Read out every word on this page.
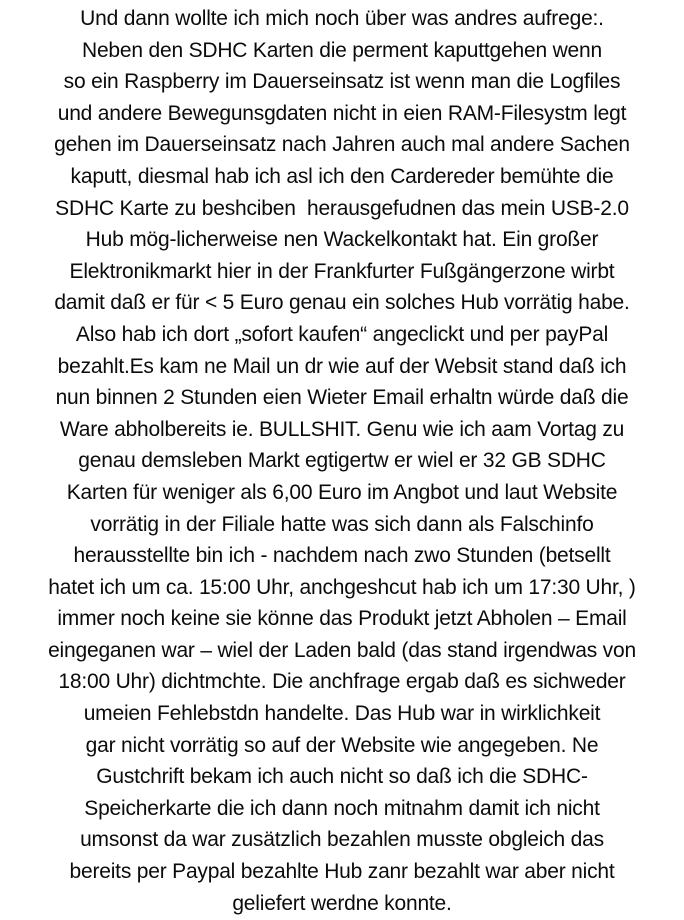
Und dann wollte ich mich noch über was andres aufrege:.
Neben den SDHC Karten die perment kaputtgehen wenn
so ein Raspberry im Dauerseinsatz ist wenn man die Logfiles
und andere Bewegunsgdaten nicht in eien RAM-Filesystm legt
gehen im Dauerseinsatz nach Jahren auch mal andere Sachen
kaputt, diesmal hab ich asl ich den Cardereder bemühte die
SDHC Karte zu beshciben  herausgefudnen das mein USB-2.0
Hub mög-licherweise nen Wackelkontakt hat. Ein großer
Elektronikmarkt hier in der Frankfurter Fußgängerzone wirbt
damit daß er für < 5 Euro genau ein solches Hub vorrätig habe.
Also hab ich dort „sofort kaufen“ angeclickt und per payPal
bezahlt.Es kam ne Mail un dr wie auf der Websit stand daß ich
nun binnen 2 Stunden eien Wieter Email erhaltn würde daß die
Ware abholbereits ie. BULLSHIT. Genu wie ich aam Vortag zu
genau demsleben Markt egtigertw er wiel er 32 GB SDHC
Karten für weniger als 6,00 Euro im Angbot und laut Website
vorrätig in der Filiale hatte was sich dann als Falschinfo
herausstellte bin ich - nachdem nach zwo Stunden (betsellt
hatet ich um ca. 15:00 Uhr, anchgeshcut hab ich um 17:30 Uhr, )
immer noch keine sie könne das Produkt jetzt Abholen – Email
eingeganen war – wiel der Laden bald (das stand irgendwas von
18:00 Uhr) dichtmchte. Die anchfrage ergab daß es sichweder
umeien Fehlebstdn handelte. Das Hub war in wirklichkeit
gar nicht vorrätig so auf der Website wie angegeben. Ne
Gustchrift bekam ich auch nicht so daß ich die SDHC-
Speicherkarte die ich dann noch mitnahm damit ich nicht
umsonst da war zusätzlich bezahlen musste obgleich das
bereits per Paypal bezahlte Hub zanr bezahlt war aber nicht
geliefert werdne konnte.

§ §

__What you are asked to do__
What you return should match the records above word for word, minus the pictures.

__Task output__
Read out every word on this page.
Und dann wollte ich mich noch über was andres aufrege:.
Neben den SDHC Karten die perment kaputtgehen wenn
so ein Raspberry im Dauerseinsatz ist wenn man die Logfiles
und andere Bewegunsgdaten nicht in eien RAM-Filesystm legt
gehen im Dauerseinsatz nach Jahren auch mal andere Sachen
kaputt, diesmal hab ich asl ich den Cardereder bemühte die
SDHC Karte zu beshciben  herausgefudnen das mein USB-2.0
Hub mög-licherweise nen Wackelkontakt hat. Ein großer
Elektronikmarkt hier in der Frankfurter Fußgängerzone wirbt
damit daß er für < 5 Euro genau ein solches Hub vorrätig habe.
Also hab ich dort „sofort kaufen“ angeclickt und per payPal
bezahlt.Es kam ne Mail un dr wie auf der Websit stand daß ich
nun binnen 2 Stunden eien Wieter Email erhaltn würde daß die
Ware abholbereits ie. BULLSHIT. Genu wie ich aam Vortag zu
genau demsleben Markt egtigertw er wiel er 32 GB SDHC
Karten für weniger als 6,00 Euro im Angbot und laut Website
vorrätig in der Filiale hatte was sich dann als Falschinfo
herausstellte bin ich - nachdem nach zwo Stunden (betsellt
hatet ich um ca. 15:00 Uhr, anchgeshcut hab ich um 17:30 Uhr, )
immer noch keine sie könne das Produkt jetzt Abholen – Email
eingeganen war – wiel der Laden bald (das stand irgendwas von
18:00 Uhr) dichtmchte. Die anchfrage ergab daß es sichweder
umeien Fehlebstdn handelte. Das Hub war in wirklichkeit
gar nicht vorrätig so auf der Website wie angegeben. Ne
Gustchrift bekam ich auch nicht so daß ich die SDHC-
Speicherkarte die ich dann noch mitnahm damit ich nicht
umsonst da war zusätzlich bezahlen musste obgleich das
bereits per Paypal bezahlte Hub zanr bezahlt war aber nicht
geliefert werdne konnte.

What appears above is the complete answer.